TASK OBJECTIVE: Report how many lines of the following entries include the string "self"; respond with the number alone.

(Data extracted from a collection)
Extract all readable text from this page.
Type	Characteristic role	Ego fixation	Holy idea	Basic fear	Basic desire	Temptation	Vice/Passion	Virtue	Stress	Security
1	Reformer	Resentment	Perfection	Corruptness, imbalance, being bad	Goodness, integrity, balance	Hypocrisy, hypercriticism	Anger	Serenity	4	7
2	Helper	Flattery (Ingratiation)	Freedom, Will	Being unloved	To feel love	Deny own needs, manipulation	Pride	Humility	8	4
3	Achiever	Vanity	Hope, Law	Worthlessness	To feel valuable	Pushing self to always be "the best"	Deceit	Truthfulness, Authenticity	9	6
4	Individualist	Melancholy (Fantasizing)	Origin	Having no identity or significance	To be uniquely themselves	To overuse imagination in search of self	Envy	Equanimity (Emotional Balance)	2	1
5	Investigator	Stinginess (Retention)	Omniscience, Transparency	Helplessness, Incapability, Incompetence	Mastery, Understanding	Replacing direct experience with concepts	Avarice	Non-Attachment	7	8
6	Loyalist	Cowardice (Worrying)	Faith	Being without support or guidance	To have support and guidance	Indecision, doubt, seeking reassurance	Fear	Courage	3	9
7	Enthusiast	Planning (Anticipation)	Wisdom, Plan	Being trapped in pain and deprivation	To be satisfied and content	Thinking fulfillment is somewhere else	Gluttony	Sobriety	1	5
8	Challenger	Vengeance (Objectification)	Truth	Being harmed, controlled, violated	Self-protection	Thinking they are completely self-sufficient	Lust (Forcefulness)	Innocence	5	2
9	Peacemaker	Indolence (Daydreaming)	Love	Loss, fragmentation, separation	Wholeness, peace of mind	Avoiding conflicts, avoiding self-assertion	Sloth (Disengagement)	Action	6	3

RESULT OF THE TASK: 4